GIVEN INFORMATION ▸
* BEGIN *

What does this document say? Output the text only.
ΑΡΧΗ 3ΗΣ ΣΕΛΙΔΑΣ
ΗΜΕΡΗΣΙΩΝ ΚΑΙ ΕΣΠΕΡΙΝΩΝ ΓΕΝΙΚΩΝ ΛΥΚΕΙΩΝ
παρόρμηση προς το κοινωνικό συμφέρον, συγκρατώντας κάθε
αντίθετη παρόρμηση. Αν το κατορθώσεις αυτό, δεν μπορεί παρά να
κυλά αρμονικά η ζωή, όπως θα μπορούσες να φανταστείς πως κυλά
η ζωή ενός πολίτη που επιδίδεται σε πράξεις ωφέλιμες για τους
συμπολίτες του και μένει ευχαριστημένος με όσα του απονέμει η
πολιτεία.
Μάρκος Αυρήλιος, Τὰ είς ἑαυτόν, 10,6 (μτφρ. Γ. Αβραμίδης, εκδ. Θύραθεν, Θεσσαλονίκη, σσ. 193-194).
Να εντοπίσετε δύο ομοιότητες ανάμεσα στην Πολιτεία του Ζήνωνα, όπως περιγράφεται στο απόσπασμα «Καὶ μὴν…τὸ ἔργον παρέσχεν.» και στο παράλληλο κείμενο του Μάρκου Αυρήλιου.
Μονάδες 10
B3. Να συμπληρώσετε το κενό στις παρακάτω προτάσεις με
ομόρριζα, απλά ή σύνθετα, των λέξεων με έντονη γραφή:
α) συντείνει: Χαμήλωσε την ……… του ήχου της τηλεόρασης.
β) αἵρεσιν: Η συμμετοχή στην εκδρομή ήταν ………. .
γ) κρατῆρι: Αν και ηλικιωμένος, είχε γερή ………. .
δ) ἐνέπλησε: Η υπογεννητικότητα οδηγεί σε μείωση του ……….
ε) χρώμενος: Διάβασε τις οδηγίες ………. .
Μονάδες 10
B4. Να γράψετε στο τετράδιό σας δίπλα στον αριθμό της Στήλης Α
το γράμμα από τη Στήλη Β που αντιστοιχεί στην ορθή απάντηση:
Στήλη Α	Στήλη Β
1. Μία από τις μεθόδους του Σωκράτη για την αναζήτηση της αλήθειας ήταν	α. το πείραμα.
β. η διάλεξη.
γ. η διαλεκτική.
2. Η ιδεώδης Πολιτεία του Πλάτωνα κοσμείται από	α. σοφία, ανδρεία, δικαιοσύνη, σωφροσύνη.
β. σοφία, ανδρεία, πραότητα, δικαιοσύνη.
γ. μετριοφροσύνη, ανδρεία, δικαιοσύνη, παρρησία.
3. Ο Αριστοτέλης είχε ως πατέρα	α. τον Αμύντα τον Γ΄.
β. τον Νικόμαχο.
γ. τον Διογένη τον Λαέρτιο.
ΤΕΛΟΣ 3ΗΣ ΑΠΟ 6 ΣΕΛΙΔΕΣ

* END *

DIRECTION ▸ Repeat the data above exactly.

ANSWER TO THE TASK ▸
What does this document say? Output the text only.
ΑΡΧΗ 3ΗΣ ΣΕΛΙΔΑΣ
ΗΜΕΡΗΣΙΩΝ ΚΑΙ ΕΣΠΕΡΙΝΩΝ ΓΕΝΙΚΩΝ ΛΥΚΕΙΩΝ
παρόρμηση προς το κοινωνικό συμφέρον, συγκρατώντας κάθε
αντίθετη παρόρμηση. Αν το κατορθώσεις αυτό, δεν μπορεί παρά να
κυλά αρμονικά η ζωή, όπως θα μπορούσες να φανταστείς πως κυλά
η ζωή ενός πολίτη που επιδίδεται σε πράξεις ωφέλιμες για τους
συμπολίτες του και μένει ευχαριστημένος με όσα του απονέμει η
πολιτεία.
Μάρκος Αυρήλιος, Τὰ είς ἑαυτόν, 10,6 (μτφρ. Γ. Αβραμίδης, εκδ. Θύραθεν, Θεσσαλονίκη, σσ. 193-194).
Να εντοπίσετε δύο ομοιότητες ανάμεσα στην Πολιτεία του Ζήνωνα, όπως περιγράφεται στο απόσπασμα «Καὶ μὴν…τὸ ἔργον παρέσχεν.» και στο παράλληλο κείμενο του Μάρκου Αυρήλιου.
Μονάδες 10
B3. Να συμπληρώσετε το κενό στις παρακάτω προτάσεις με
ομόρριζα, απλά ή σύνθετα, των λέξεων με έντονη γραφή:
α) συντείνει: Χαμήλωσε την ……… του ήχου της τηλεόρασης.
β) αἵρεσιν: Η συμμετοχή στην εκδρομή ήταν ………. .
γ) κρατῆρι: Αν και ηλικιωμένος, είχε γερή ………. .
δ) ἐνέπλησε: Η υπογεννητικότητα οδηγεί σε μείωση του ……….
ε) χρώμενος: Διάβασε τις οδηγίες ………. .
Μονάδες 10
B4. Να γράψετε στο τετράδιό σας δίπλα στον αριθμό της Στήλης Α
το γράμμα από τη Στήλη Β που αντιστοιχεί στην ορθή απάντηση:
Στήλη Α	Στήλη Β
1. Μία από τις μεθόδους του Σωκράτη για την αναζήτηση της αλήθειας ήταν	α. το πείραμα.
β. η διάλεξη.
γ. η διαλεκτική.
2. Η ιδεώδης Πολιτεία του Πλάτωνα κοσμείται από	α. σοφία, ανδρεία, δικαιοσύνη, σωφροσύνη.
β. σοφία, ανδρεία, πραότητα, δικαιοσύνη.
γ. μετριοφροσύνη, ανδρεία, δικαιοσύνη, παρρησία.
3. Ο Αριστοτέλης είχε ως πατέρα	α. τον Αμύντα τον Γ΄.
β. τον Νικόμαχο.
γ. τον Διογένη τον Λαέρτιο.
ΤΕΛΟΣ 3ΗΣ ΑΠΟ 6 ΣΕΛΙΔΕΣ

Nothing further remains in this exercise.